-- Start Data supplied --
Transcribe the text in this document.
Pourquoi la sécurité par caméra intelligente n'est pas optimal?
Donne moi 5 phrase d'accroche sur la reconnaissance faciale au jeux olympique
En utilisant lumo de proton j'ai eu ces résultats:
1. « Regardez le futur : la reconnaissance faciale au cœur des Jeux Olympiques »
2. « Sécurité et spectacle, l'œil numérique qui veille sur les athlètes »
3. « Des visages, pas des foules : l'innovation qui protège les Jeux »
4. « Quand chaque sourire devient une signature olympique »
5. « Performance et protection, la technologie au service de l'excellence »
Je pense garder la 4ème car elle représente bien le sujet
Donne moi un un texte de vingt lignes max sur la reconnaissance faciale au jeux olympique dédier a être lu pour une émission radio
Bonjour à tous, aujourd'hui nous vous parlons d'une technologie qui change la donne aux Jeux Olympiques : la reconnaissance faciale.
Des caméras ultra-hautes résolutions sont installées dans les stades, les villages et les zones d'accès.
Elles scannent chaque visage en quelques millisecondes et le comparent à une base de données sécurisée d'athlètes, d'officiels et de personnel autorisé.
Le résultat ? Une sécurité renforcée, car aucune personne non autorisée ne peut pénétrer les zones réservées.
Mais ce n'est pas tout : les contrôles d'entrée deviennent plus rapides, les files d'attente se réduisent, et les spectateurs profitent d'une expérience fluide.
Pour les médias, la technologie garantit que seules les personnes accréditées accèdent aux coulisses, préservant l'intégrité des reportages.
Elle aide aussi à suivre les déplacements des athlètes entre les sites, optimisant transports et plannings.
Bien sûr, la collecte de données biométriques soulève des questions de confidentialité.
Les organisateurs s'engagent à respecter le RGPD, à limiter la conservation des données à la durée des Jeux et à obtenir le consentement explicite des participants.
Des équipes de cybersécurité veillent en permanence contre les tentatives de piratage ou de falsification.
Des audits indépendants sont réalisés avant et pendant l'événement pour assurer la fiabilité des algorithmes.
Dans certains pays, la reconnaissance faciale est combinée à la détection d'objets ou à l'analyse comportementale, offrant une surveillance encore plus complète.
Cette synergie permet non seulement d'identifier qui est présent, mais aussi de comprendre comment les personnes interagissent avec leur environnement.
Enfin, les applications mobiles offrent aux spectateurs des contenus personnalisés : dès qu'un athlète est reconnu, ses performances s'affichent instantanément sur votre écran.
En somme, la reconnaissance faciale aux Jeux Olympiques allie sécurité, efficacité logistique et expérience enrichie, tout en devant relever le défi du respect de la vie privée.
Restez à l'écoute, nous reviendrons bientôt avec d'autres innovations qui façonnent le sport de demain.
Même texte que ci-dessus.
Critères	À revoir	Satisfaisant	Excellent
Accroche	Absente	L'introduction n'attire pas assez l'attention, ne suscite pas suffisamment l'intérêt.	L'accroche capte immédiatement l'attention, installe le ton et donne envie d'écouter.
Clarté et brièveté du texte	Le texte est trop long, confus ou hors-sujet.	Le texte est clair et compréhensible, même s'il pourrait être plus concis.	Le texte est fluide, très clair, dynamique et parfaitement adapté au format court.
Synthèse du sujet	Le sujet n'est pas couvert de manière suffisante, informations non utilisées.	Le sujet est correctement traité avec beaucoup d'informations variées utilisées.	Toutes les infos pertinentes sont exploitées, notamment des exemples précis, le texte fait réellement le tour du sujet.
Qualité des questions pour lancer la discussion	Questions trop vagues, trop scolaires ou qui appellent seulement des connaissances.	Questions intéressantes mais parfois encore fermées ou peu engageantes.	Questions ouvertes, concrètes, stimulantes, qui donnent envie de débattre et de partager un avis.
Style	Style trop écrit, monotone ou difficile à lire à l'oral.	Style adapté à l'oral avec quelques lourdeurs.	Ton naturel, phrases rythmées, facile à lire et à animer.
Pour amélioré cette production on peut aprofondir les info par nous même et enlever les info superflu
-- End Data supplied --
• _Aim_:
Transcribe the material exactly as it reads.

• _The solution_:
Transcribe the text in this document.
Pourquoi la sécurité par caméra intelligente n'est pas optimal?
Donne moi 5 phrase d'accroche sur la reconnaissance faciale au jeux olympique
En utilisant lumo de proton j'ai eu ces résultats:
1. « Regardez le futur : la reconnaissance faciale au cœur des Jeux Olympiques »
2. « Sécurité et spectacle, l'œil numérique qui veille sur les athlètes »
3. « Des visages, pas des foules : l'innovation qui protège les Jeux »
4. « Quand chaque sourire devient une signature olympique »
5. « Performance et protection, la technologie au service de l'excellence »
Je pense garder la 4ème car elle représente bien le sujet
Donne moi un un texte de vingt lignes max sur la reconnaissance faciale au jeux olympique dédier a être lu pour une émission radio
Bonjour à tous, aujourd'hui nous vous parlons d'une technologie qui change la donne aux Jeux Olympiques : la reconnaissance faciale.
Des caméras ultra-hautes résolutions sont installées dans les stades, les villages et les zones d'accès.
Elles scannent chaque visage en quelques millisecondes et le comparent à une base de données sécurisée d'athlètes, d'officiels et de personnel autorisé.
Le résultat ? Une sécurité renforcée, car aucune personne non autorisée ne peut pénétrer les zones réservées.
Mais ce n'est pas tout : les contrôles d'entrée deviennent plus rapides, les files d'attente se réduisent, et les spectateurs profitent d'une expérience fluide.
Pour les médias, la technologie garantit que seules les personnes accréditées accèdent aux coulisses, préservant l'intégrité des reportages.
Elle aide aussi à suivre les déplacements des athlètes entre les sites, optimisant transports et plannings.
Bien sûr, la collecte de données biométriques soulève des questions de confidentialité.
Les organisateurs s'engagent à respecter le RGPD, à limiter la conservation des données à la durée des Jeux et à obtenir le consentement explicite des participants.
Des équipes de cybersécurité veillent en permanence contre les tentatives de piratage ou de falsification.
Des audits indépendants sont réalisés avant et pendant l'événement pour assurer la fiabilité des algorithmes.
Dans certains pays, la reconnaissance faciale est combinée à la détection d'objets ou à l'analyse comportementale, offrant une surveillance encore plus complète.
Cette synergie permet non seulement d'identifier qui est présent, mais aussi de comprendre comment les personnes interagissent avec leur environnement.
Enfin, les applications mobiles offrent aux spectateurs des contenus personnalisés : dès qu'un athlète est reconnu, ses performances s'affichent instantanément sur votre écran.
En somme, la reconnaissance faciale aux Jeux Olympiques allie sécurité, efficacité logistique et expérience enrichie, tout en devant relever le défi du respect de la vie privée.
Restez à l'écoute, nous reviendrons bientôt avec d'autres innovations qui façonnent le sport de demain.
Même texte que ci-dessus.
Critères	À revoir	Satisfaisant	Excellent
Accroche	Absente	L'introduction n'attire pas assez l'attention, ne suscite pas suffisamment l'intérêt.	L'accroche capte immédiatement l'attention, installe le ton et donne envie d'écouter.
Clarté et brièveté du texte	Le texte est trop long, confus ou hors-sujet.	Le texte est clair et compréhensible, même s'il pourrait être plus concis.	Le texte est fluide, très clair, dynamique et parfaitement adapté au format court.
Synthèse du sujet	Le sujet n'est pas couvert de manière suffisante, informations non utilisées.	Le sujet est correctement traité avec beaucoup d'informations variées utilisées.	Toutes les infos pertinentes sont exploitées, notamment des exemples précis, le texte fait réellement le tour du sujet.
Qualité des questions pour lancer la discussion	Questions trop vagues, trop scolaires ou qui appellent seulement des connaissances.	Questions intéressantes mais parfois encore fermées ou peu engageantes.	Questions ouvertes, concrètes, stimulantes, qui donnent envie de débattre et de partager un avis.
Style	Style trop écrit, monotone ou difficile à lire à l'oral.	Style adapté à l'oral avec quelques lourdeurs.	Ton naturel, phrases rythmées, facile à lire et à animer.
Pour amélioré cette production on peut aprofondir les info par nous même et enlever les info superflu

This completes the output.